### EXERCISE DIRECTIONS
Give the entries back exactly, dropping each image.

### INPUT FOR THIS TASK
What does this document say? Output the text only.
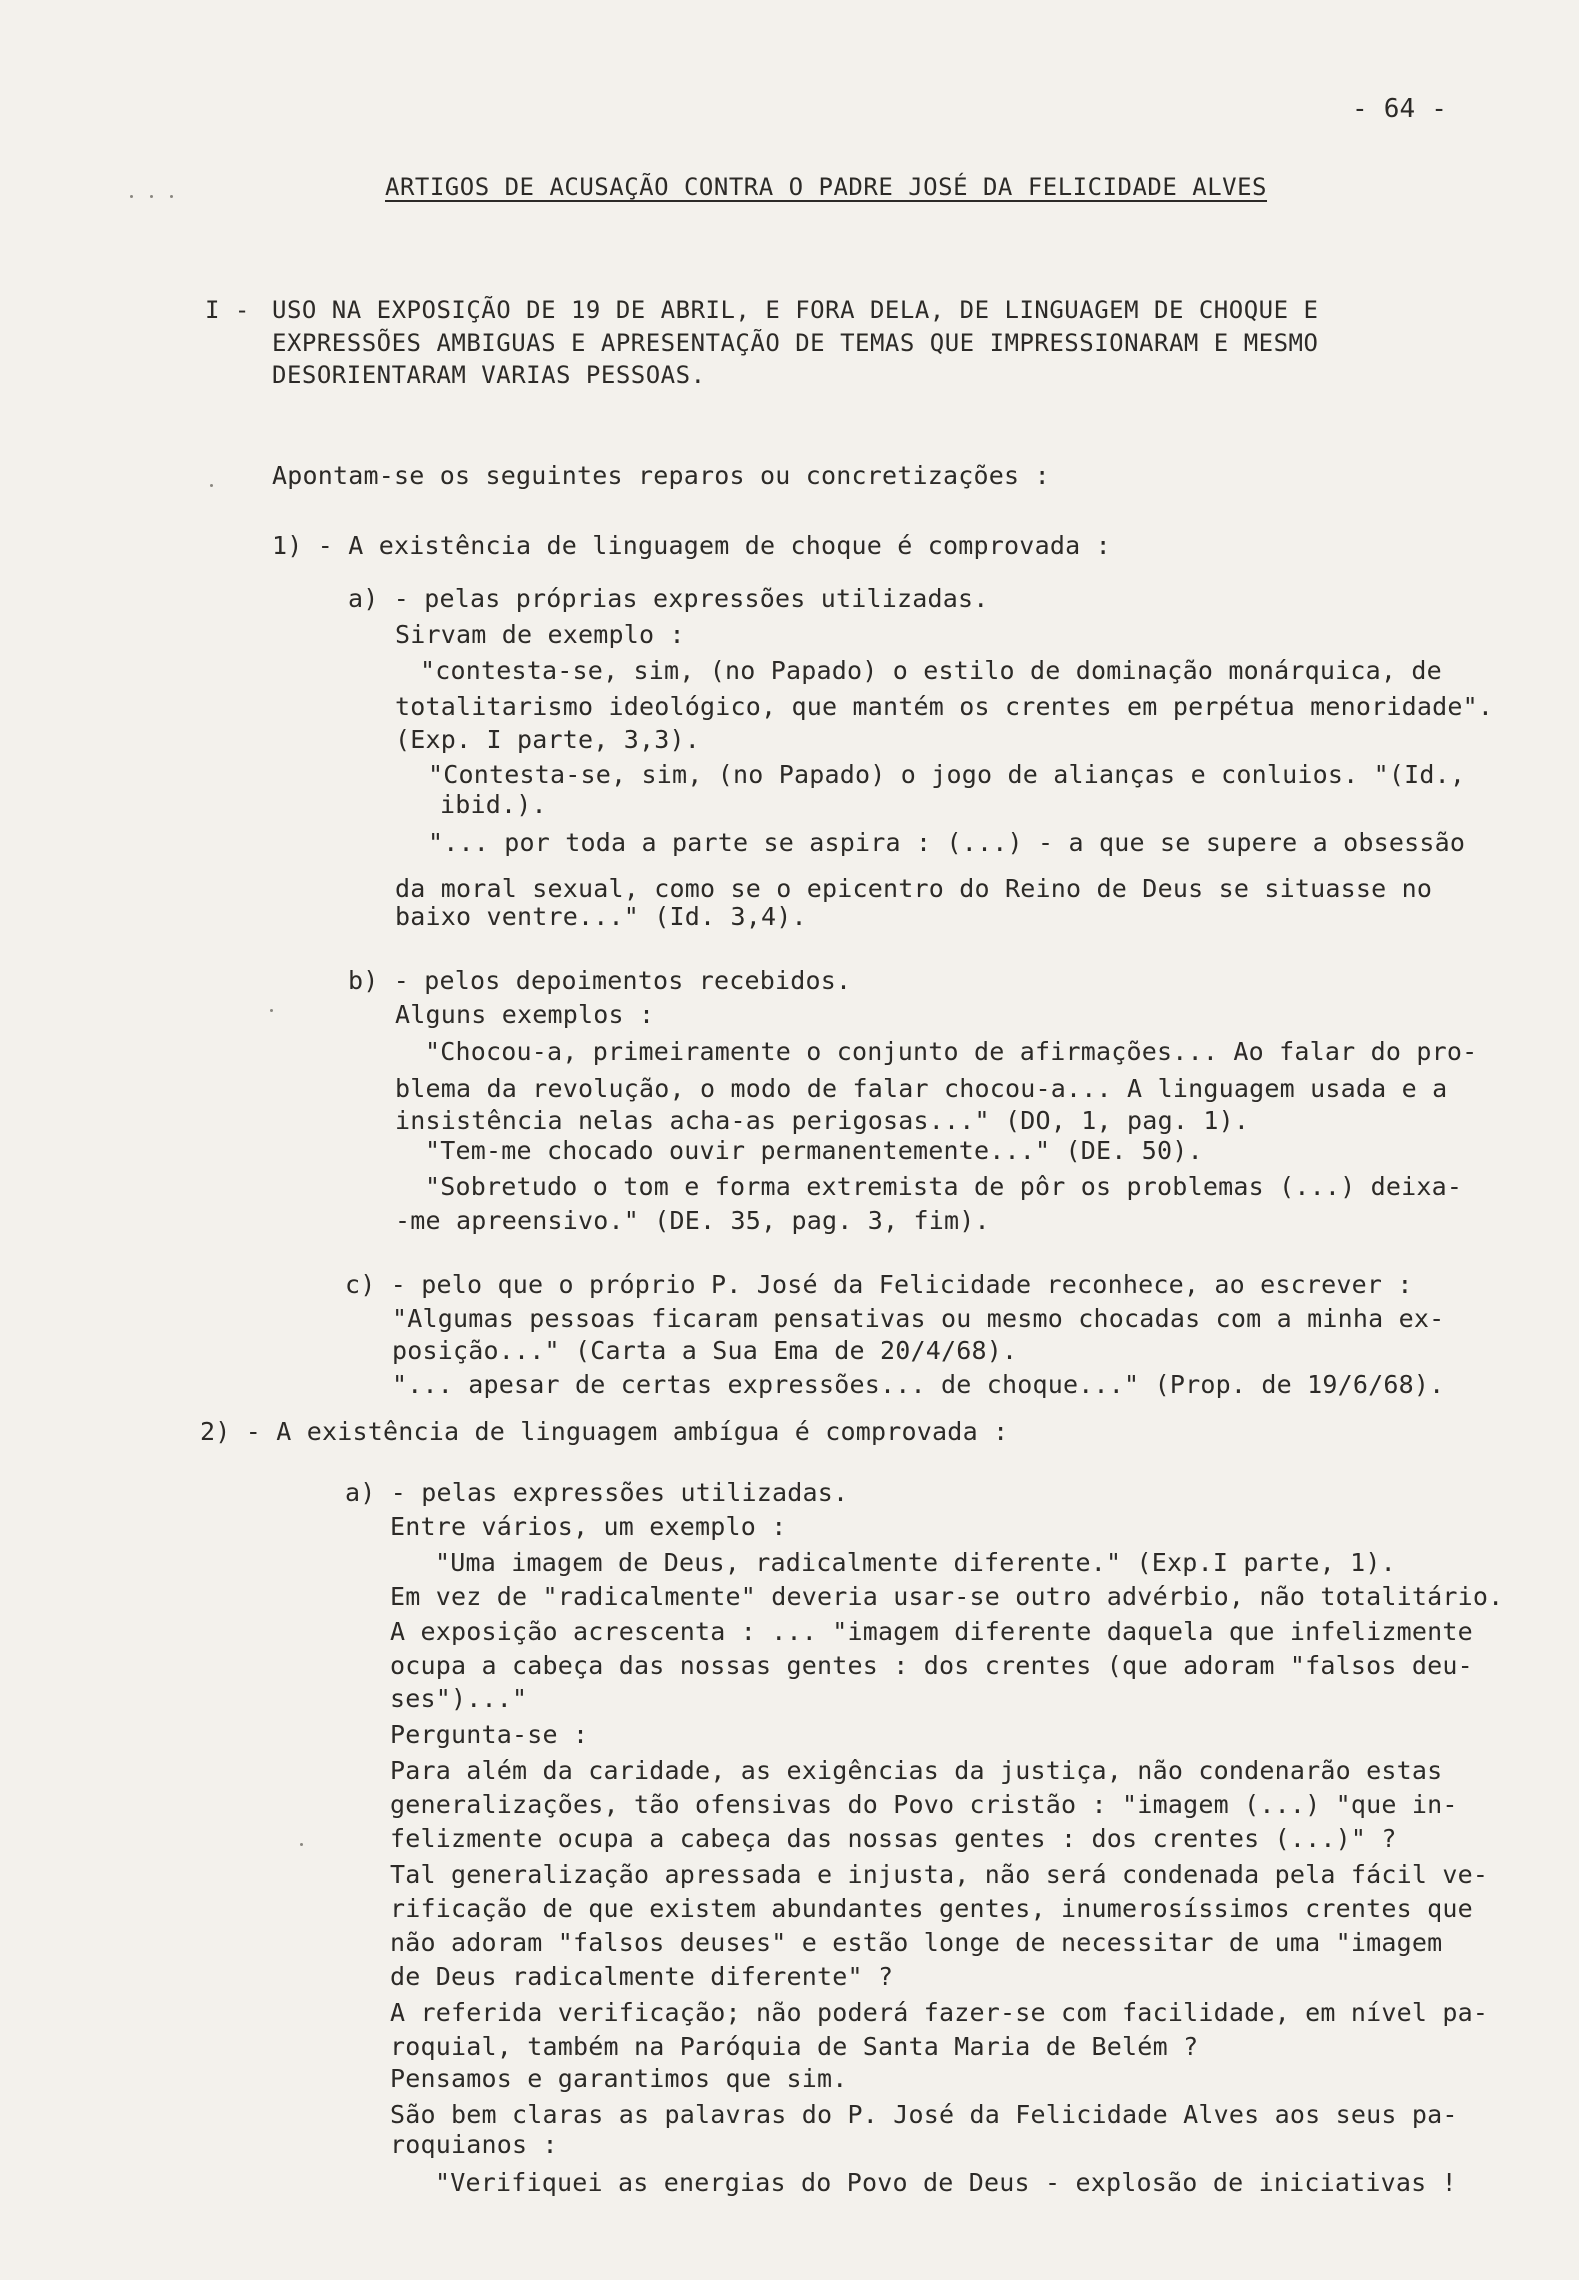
- 64 -
ARTIGOS DE ACUSAÇÃO CONTRA O PADRE JOSÉ DA FELICIDADE ALVES
I - USO NA EXPOSIÇÃO DE 19 DE ABRIL, E FORA DELA, DE LINGUAGEM DE CHOQUE E
EXPRESSÕES AMBIGUAS E APRESENTAÇÃO DE TEMAS QUE IMPRESSIONARAM E MESMO
DESORIENTARAM VARIAS PESSOAS.
Apontam-se os seguintes reparos ou concretizações :
1) - A existência de linguagem de choque é comprovada :
a) - pelas próprias expressões utilizadas.
Sirvam de exemplo :
"contesta-se, sim, (no Papado) o estilo de dominação monárquica, de
totalitarismo ideológico, que mantém os crentes em perpétua menoridade".
(Exp. I parte, 3,3).
"Contesta-se, sim, (no Papado) o jogo de alianças e conluios. "(Id.,
ibid.).
"... por toda a parte se aspira : (...) - a que se supere a obsessão
da moral sexual, como se o epicentro do Reino de Deus se situasse no
baixo ventre..." (Id. 3,4).
b) - pelos depoimentos recebidos.
Alguns exemplos :
"Chocou-a, primeiramente o conjunto de afirmações... Ao falar do pro-
blema da revolução, o modo de falar chocou-a... A linguagem usada e a
insistência nelas acha-as perigosas..." (DO, 1, pag. 1).
"Tem-me chocado ouvir permanentemente..." (DE. 50).
"Sobretudo o tom e forma extremista de pôr os problemas (...) deixa-
-me apreensivo." (DE. 35, pag. 3, fim).
c) - pelo que o próprio P. José da Felicidade reconhece, ao escrever :
"Algumas pessoas ficaram pensativas ou mesmo chocadas com a minha ex-
posição..." (Carta a Sua Ema de 20/4/68).
"... apesar de certas expressões... de choque..." (Prop. de 19/6/68).
2) - A existência de linguagem ambígua é comprovada :
a) - pelas expressões utilizadas.
Entre vários, um exemplo :
"Uma imagem de Deus, radicalmente diferente." (Exp.I parte, 1).
Em vez de "radicalmente" deveria usar-se outro advérbio, não totalitário.
A exposição acrescenta : ... "imagem diferente daquela que infelizmente
ocupa a cabeça das nossas gentes : dos crentes (que adoram "falsos deu-
ses")..."
Pergunta-se :
Para além da caridade, as exigências da justiça, não condenarão estas
generalizações, tão ofensivas do Povo cristão : "imagem (...) "que in-
felizmente ocupa a cabeça das nossas gentes : dos crentes (...)" ?
Tal generalização apressada e injusta, não será condenada pela fácil ve-
rificação de que existem abundantes gentes, inumerosíssimos crentes que
não adoram "falsos deuses" e estão longe de necessitar de uma "imagem
de Deus radicalmente diferente" ?
A referida verificação; não poderá fazer-se com facilidade, em nível pa-
roquial, também na Paróquia de Santa Maria de Belém ?
Pensamos e garantimos que sim.
São bem claras as palavras do P. José da Felicidade Alves aos seus pa-
roquianos :
"Verifiquei as energias do Povo de Deus - explosão de iniciativas !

### TASK SOLUTION
What does this document say? Output the text only.
- 64 -
ARTIGOS DE ACUSAÇÃO CONTRA O PADRE JOSÉ DA FELICIDADE ALVES
I - USO NA EXPOSIÇÃO DE 19 DE ABRIL, E FORA DELA, DE LINGUAGEM DE CHOQUE E
EXPRESSÕES AMBIGUAS E APRESENTAÇÃO DE TEMAS QUE IMPRESSIONARAM E MESMO
DESORIENTARAM VARIAS PESSOAS.
Apontam-se os seguintes reparos ou concretizações :
1) - A existência de linguagem de choque é comprovada :
a) - pelas próprias expressões utilizadas.
Sirvam de exemplo :
"contesta-se, sim, (no Papado) o estilo de dominação monárquica, de
totalitarismo ideológico, que mantém os crentes em perpétua menoridade".
(Exp. I parte, 3,3).
"Contesta-se, sim, (no Papado) o jogo de alianças e conluios. "(Id.,
ibid.).
"... por toda a parte se aspira : (...) - a que se supere a obsessão
da moral sexual, como se o epicentro do Reino de Deus se situasse no
baixo ventre..." (Id. 3,4).
b) - pelos depoimentos recebidos.
Alguns exemplos :
"Chocou-a, primeiramente o conjunto de afirmações... Ao falar do pro-
blema da revolução, o modo de falar chocou-a... A linguagem usada e a
insistência nelas acha-as perigosas..." (DO, 1, pag. 1).
"Tem-me chocado ouvir permanentemente..." (DE. 50).
"Sobretudo o tom e forma extremista de pôr os problemas (...) deixa-
-me apreensivo." (DE. 35, pag. 3, fim).
c) - pelo que o próprio P. José da Felicidade reconhece, ao escrever :
"Algumas pessoas ficaram pensativas ou mesmo chocadas com a minha ex-
posição..." (Carta a Sua Ema de 20/4/68).
"... apesar de certas expressões... de choque..." (Prop. de 19/6/68).
2) - A existência de linguagem ambígua é comprovada :
a) - pelas expressões utilizadas.
Entre vários, um exemplo :
"Uma imagem de Deus, radicalmente diferente." (Exp.I parte, 1).
Em vez de "radicalmente" deveria usar-se outro advérbio, não totalitário.
A exposição acrescenta : ... "imagem diferente daquela que infelizmente
ocupa a cabeça das nossas gentes : dos crentes (que adoram "falsos deu-
ses")..."
Pergunta-se :
Para além da caridade, as exigências da justiça, não condenarão estas
generalizações, tão ofensivas do Povo cristão : "imagem (...) "que in-
felizmente ocupa a cabeça das nossas gentes : dos crentes (...)" ?
Tal generalização apressada e injusta, não será condenada pela fácil ve-
rificação de que existem abundantes gentes, inumerosíssimos crentes que
não adoram "falsos deuses" e estão longe de necessitar de uma "imagem
de Deus radicalmente diferente" ?
A referida verificação; não poderá fazer-se com facilidade, em nível pa-
roquial, também na Paróquia de Santa Maria de Belém ?
Pensamos e garantimos que sim.
São bem claras as palavras do P. José da Felicidade Alves aos seus pa-
roquianos :
"Verifiquei as energias do Povo de Deus - explosão de iniciativas !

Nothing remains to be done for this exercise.